## START
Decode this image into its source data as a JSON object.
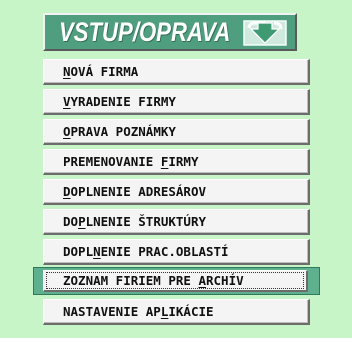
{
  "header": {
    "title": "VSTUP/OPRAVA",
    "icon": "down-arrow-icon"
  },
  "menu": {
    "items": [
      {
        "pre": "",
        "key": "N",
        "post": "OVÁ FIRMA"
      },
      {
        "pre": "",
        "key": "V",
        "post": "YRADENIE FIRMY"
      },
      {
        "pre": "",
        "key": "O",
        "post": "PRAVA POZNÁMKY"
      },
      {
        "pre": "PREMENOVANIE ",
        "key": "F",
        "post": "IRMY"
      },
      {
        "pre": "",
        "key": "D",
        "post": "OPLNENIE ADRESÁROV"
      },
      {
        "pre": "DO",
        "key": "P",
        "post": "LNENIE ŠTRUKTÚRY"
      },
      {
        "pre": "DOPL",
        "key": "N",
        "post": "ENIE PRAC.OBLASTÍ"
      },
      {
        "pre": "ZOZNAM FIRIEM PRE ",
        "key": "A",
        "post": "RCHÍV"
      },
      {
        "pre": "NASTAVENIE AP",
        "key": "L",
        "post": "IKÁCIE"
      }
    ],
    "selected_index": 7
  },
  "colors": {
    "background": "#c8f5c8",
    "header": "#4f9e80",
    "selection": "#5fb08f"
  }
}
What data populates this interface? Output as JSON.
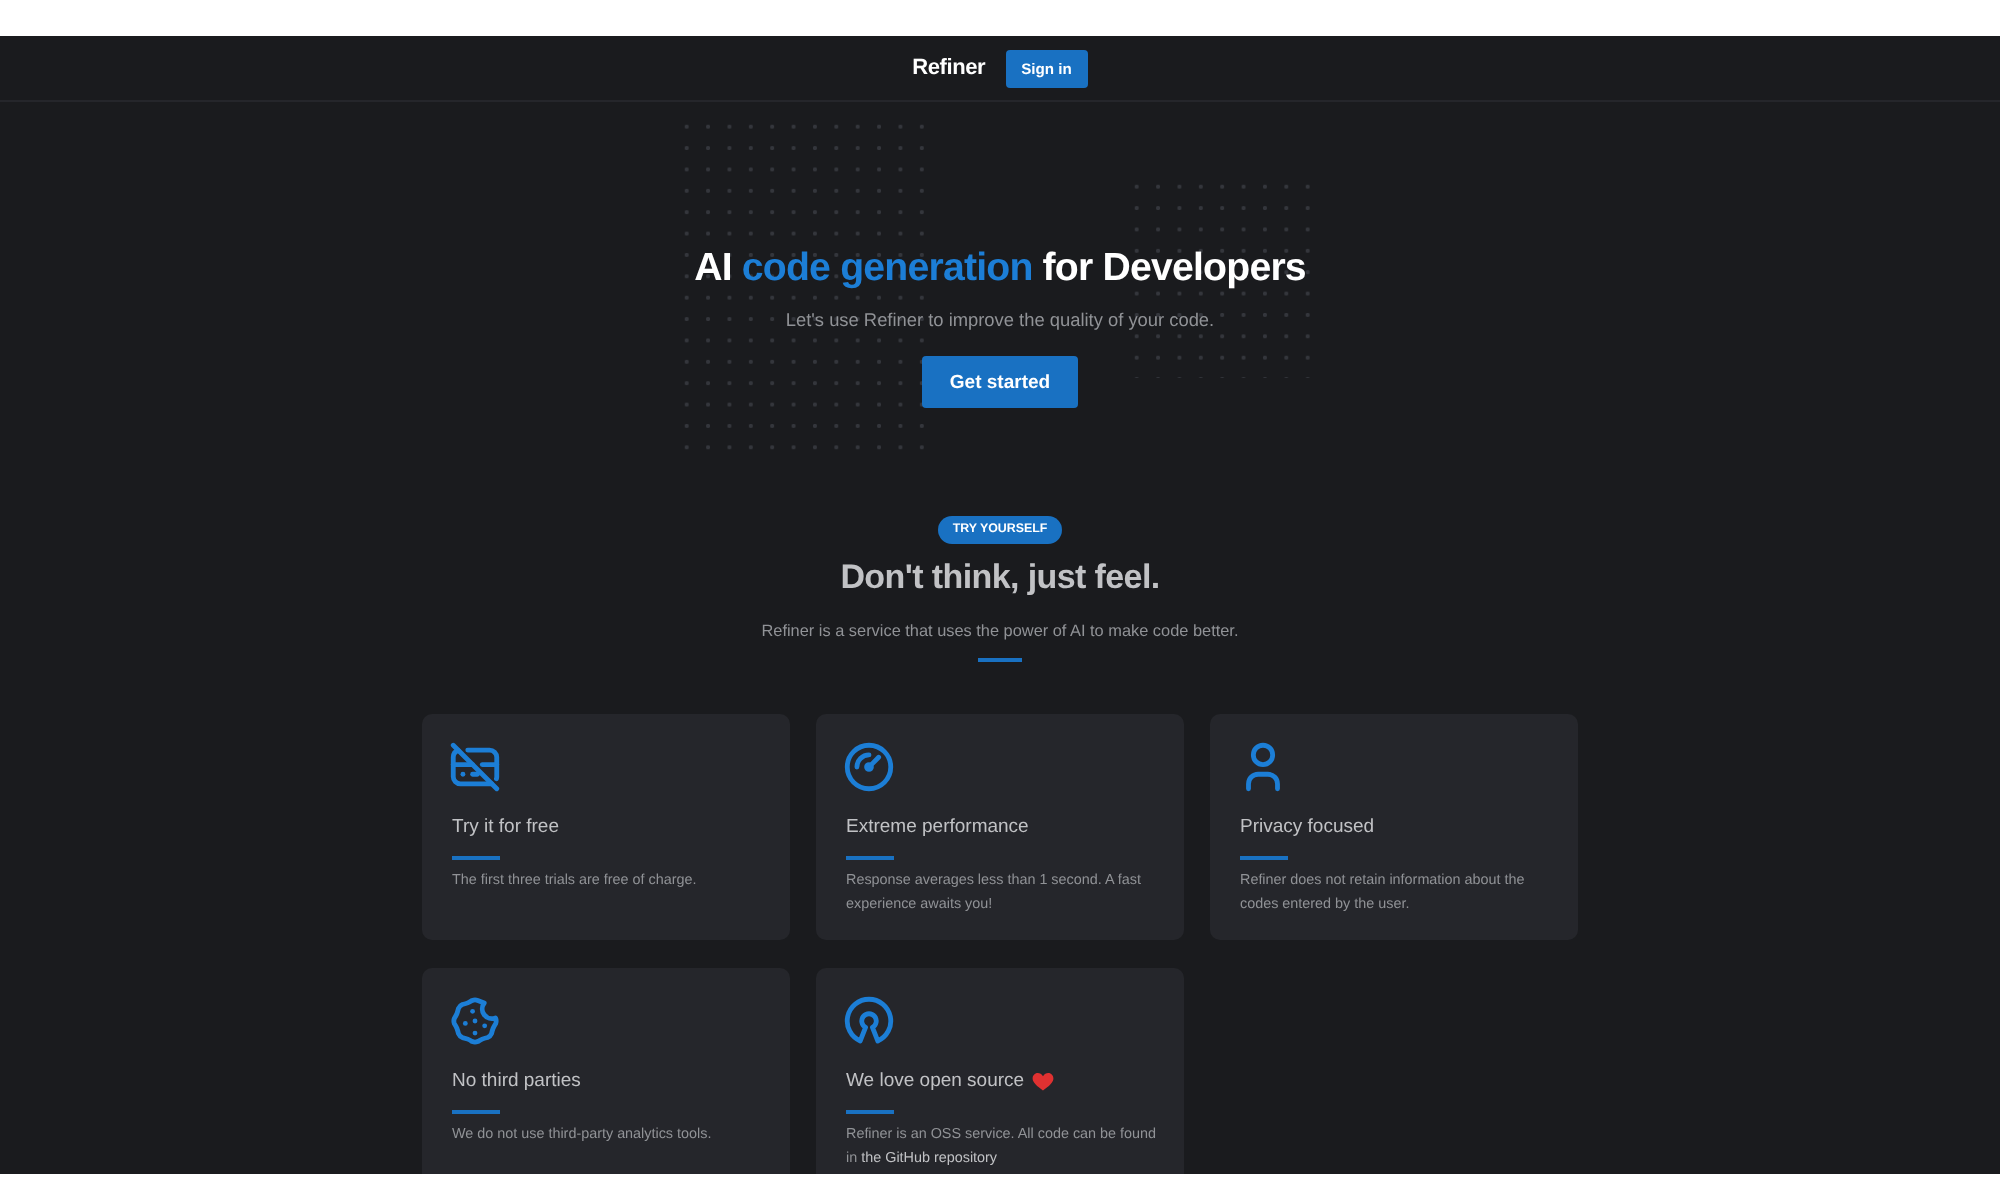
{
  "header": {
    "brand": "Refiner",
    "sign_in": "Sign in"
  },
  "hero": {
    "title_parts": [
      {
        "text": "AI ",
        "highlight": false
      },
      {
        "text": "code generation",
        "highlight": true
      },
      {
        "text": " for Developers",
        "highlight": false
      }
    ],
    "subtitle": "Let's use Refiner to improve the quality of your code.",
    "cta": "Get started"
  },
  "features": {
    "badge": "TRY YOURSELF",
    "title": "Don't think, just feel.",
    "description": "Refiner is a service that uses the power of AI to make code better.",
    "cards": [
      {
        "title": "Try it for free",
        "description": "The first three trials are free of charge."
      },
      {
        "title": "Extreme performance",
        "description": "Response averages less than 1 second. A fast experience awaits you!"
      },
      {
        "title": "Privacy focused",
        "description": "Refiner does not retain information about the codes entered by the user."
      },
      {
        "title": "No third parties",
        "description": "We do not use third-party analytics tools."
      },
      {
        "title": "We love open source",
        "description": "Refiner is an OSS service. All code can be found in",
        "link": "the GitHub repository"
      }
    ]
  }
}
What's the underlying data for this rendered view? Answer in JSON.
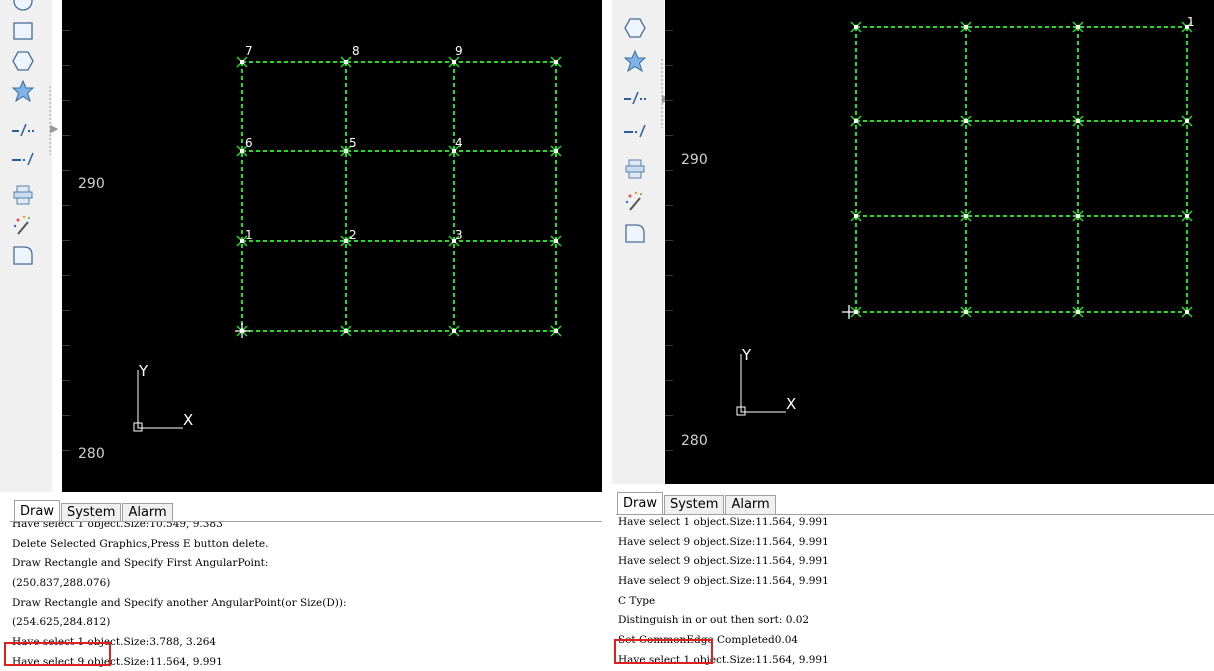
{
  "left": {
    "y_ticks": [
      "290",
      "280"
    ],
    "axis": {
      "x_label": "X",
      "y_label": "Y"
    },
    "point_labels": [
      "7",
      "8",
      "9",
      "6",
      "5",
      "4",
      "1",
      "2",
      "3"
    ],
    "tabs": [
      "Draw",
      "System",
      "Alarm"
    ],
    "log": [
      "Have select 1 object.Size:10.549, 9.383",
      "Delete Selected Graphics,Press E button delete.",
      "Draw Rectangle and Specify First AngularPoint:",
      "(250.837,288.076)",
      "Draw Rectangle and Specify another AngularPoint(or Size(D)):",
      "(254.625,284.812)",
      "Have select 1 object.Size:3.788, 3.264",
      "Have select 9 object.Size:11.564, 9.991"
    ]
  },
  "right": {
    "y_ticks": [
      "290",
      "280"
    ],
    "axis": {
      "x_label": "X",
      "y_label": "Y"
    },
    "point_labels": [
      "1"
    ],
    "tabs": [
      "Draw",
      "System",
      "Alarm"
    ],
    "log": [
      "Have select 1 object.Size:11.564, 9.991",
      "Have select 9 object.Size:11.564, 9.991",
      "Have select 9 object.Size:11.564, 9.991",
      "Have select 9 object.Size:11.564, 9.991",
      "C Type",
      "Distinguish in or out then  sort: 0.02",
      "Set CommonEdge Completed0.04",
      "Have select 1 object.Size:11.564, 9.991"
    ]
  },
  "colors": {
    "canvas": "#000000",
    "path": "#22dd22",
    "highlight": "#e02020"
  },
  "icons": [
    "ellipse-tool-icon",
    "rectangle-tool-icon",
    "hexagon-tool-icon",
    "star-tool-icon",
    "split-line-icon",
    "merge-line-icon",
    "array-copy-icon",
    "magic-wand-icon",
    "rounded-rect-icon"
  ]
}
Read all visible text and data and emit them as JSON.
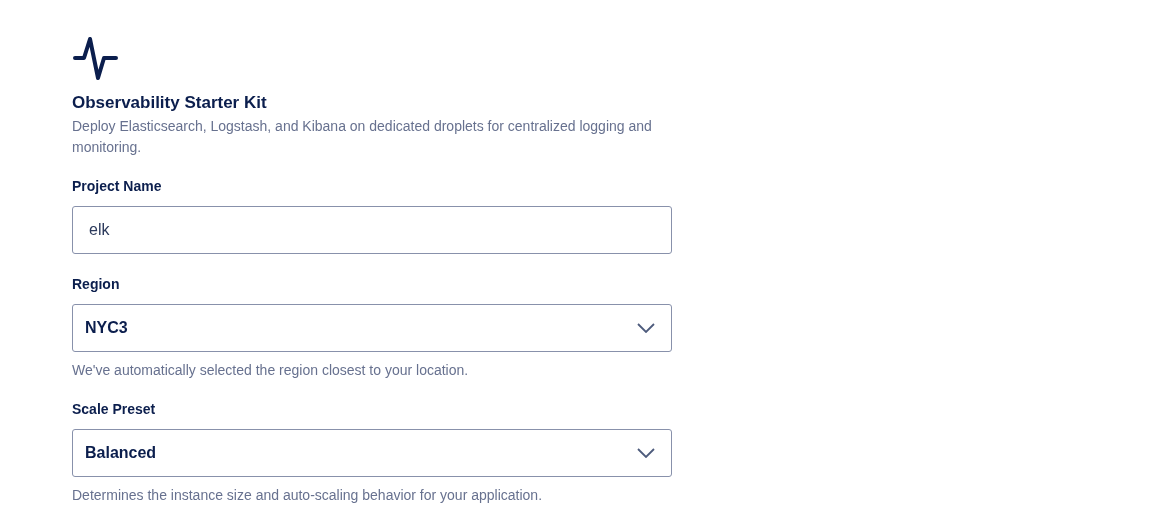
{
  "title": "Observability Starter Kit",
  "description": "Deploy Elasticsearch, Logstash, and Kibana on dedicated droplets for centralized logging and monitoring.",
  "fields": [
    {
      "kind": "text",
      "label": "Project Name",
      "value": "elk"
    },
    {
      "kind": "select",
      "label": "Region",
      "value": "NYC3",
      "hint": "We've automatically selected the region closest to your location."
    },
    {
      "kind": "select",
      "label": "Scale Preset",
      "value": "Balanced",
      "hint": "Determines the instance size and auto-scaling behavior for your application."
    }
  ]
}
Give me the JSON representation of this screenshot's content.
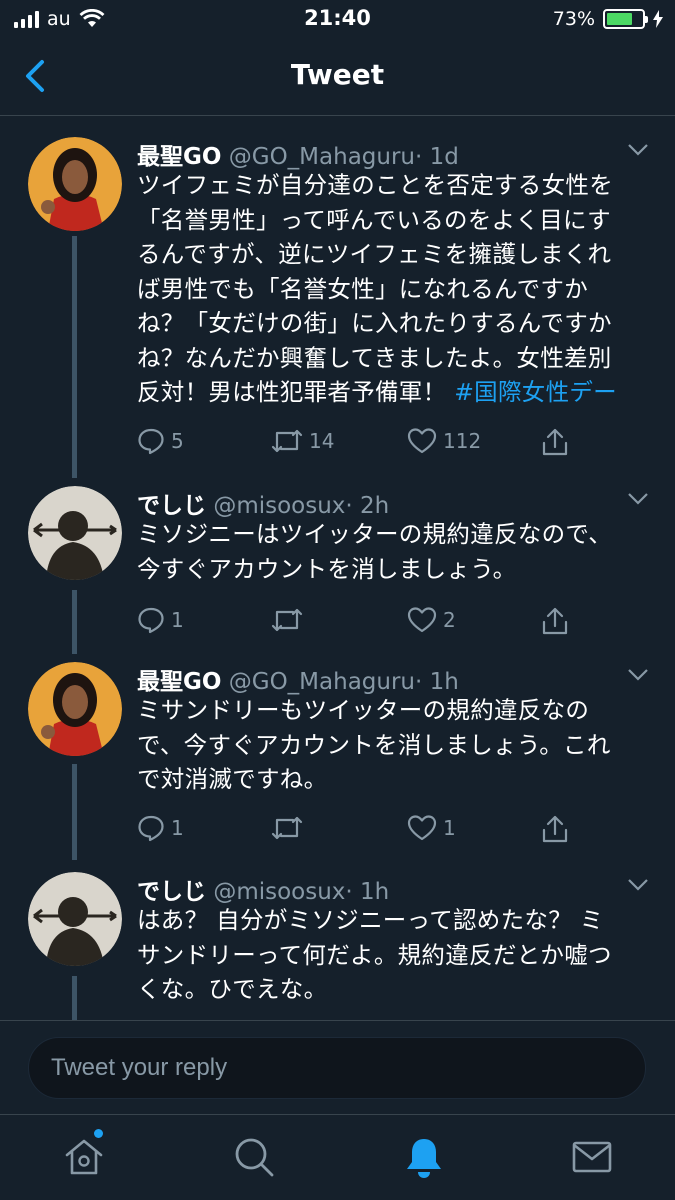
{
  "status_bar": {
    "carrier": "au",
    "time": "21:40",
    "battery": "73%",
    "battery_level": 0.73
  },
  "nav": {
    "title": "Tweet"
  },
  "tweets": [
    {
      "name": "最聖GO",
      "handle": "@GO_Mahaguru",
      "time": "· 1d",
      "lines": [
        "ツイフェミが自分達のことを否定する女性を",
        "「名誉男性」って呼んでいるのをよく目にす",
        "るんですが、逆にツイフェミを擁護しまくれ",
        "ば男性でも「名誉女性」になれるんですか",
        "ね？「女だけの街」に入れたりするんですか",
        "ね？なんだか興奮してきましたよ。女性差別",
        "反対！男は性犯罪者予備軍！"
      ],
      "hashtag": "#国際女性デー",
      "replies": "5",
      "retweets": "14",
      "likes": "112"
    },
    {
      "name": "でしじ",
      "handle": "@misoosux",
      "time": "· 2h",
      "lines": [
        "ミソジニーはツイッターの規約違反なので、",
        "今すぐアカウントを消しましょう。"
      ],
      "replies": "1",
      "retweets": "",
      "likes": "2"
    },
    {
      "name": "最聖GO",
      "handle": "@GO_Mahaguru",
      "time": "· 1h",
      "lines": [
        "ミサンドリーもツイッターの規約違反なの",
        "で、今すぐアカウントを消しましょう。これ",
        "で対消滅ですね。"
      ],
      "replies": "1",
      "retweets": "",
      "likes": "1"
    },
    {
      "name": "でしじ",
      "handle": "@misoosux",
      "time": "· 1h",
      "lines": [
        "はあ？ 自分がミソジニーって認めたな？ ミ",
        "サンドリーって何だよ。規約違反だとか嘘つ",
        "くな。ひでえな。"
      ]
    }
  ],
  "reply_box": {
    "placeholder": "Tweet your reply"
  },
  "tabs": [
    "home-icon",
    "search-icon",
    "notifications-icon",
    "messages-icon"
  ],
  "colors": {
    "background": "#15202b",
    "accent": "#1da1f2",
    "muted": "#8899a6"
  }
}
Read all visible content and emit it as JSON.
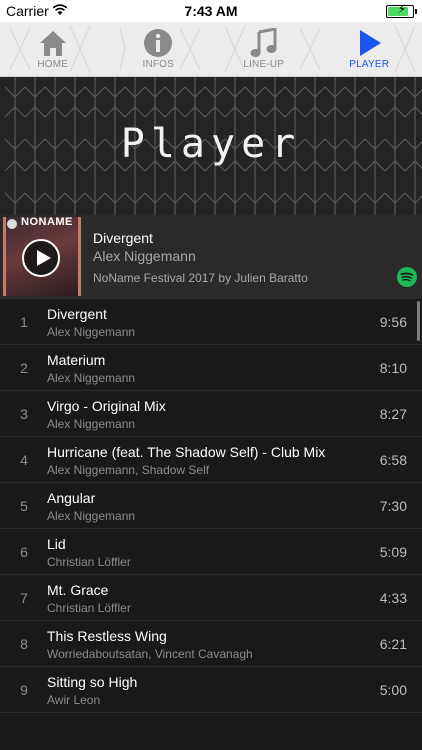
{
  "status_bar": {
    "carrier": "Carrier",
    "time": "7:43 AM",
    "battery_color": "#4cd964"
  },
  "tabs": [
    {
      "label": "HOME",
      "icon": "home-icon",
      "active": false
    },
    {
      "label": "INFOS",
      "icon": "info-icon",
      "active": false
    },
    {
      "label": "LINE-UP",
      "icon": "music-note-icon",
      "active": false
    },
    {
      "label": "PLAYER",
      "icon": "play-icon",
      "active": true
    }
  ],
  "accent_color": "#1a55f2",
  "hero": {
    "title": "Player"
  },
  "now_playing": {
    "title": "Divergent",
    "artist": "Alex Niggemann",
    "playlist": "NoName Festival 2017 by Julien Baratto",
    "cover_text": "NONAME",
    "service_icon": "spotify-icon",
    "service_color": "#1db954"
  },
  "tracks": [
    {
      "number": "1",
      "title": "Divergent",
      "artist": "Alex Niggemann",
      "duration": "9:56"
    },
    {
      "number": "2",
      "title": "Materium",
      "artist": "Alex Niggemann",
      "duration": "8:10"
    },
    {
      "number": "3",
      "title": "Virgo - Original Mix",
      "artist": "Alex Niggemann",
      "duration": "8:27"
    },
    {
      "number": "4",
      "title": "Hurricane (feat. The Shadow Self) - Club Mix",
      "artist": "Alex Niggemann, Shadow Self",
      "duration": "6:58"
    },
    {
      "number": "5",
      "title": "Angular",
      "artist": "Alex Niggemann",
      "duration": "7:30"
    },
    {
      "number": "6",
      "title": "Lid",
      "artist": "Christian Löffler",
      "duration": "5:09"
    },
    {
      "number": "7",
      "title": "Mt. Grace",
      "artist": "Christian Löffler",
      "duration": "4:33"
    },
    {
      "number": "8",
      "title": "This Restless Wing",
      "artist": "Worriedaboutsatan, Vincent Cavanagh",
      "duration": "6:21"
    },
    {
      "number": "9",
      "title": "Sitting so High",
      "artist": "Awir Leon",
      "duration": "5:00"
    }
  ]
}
## END
Where a line above contains the word "highlight", copy that line.

• **SOLUTION FOR THIS TASK**
        "highlight": false
        "highlight": true
        "highlight": false
    "highlight": "#e02020"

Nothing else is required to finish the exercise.